Exercise:
Restate the entire listing word for word.

────────

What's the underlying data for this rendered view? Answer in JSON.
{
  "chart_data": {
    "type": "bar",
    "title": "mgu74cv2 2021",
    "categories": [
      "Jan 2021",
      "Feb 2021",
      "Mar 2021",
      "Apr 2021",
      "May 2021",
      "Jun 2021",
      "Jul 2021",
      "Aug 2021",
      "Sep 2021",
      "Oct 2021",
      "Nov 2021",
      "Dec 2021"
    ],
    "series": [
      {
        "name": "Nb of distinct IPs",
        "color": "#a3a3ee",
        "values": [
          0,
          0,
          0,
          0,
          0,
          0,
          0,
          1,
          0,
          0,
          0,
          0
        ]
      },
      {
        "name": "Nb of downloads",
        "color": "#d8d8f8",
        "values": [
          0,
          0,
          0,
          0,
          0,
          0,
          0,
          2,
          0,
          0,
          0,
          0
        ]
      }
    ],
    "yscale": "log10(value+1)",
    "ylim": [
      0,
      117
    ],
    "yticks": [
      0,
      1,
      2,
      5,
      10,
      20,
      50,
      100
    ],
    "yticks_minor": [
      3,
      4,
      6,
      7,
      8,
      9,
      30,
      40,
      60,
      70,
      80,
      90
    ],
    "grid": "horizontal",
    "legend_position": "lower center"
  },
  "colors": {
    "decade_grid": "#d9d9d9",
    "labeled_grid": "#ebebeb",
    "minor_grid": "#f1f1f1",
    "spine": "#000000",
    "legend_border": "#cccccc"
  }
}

────────

Exercise response:
What's the underlying data for this rendered view? Answer in JSON.
{
  "chart_data": {
    "type": "bar",
    "title": "mgu74cv2 2021",
    "categories": [
      "Jan 2021",
      "Feb 2021",
      "Mar 2021",
      "Apr 2021",
      "May 2021",
      "Jun 2021",
      "Jul 2021",
      "Aug 2021",
      "Sep 2021",
      "Oct 2021",
      "Nov 2021",
      "Dec 2021"
    ],
    "series": [
      {
        "name": "Nb of distinct IPs",
        "color": "#a3a3ee",
        "values": [
          0,
          0,
          0,
          0,
          0,
          0,
          0,
          1,
          0,
          0,
          0,
          0
        ]
      },
      {
        "name": "Nb of downloads",
        "color": "#d8d8f8",
        "values": [
          0,
          0,
          0,
          0,
          0,
          0,
          0,
          2,
          0,
          0,
          0,
          0
        ]
      }
    ],
    "yscale": "log10(value+1)",
    "ylim": [
      0,
      117
    ],
    "yticks": [
      0,
      1,
      2,
      5,
      10,
      20,
      50,
      100
    ],
    "yticks_minor": [
      3,
      4,
      6,
      7,
      8,
      9,
      30,
      40,
      60,
      70,
      80,
      90
    ],
    "grid": "horizontal",
    "legend_position": "lower center"
  },
  "colors": {
    "decade_grid": "#d9d9d9",
    "labeled_grid": "#ebebeb",
    "minor_grid": "#f1f1f1",
    "spine": "#000000",
    "legend_border": "#cccccc"
  }
}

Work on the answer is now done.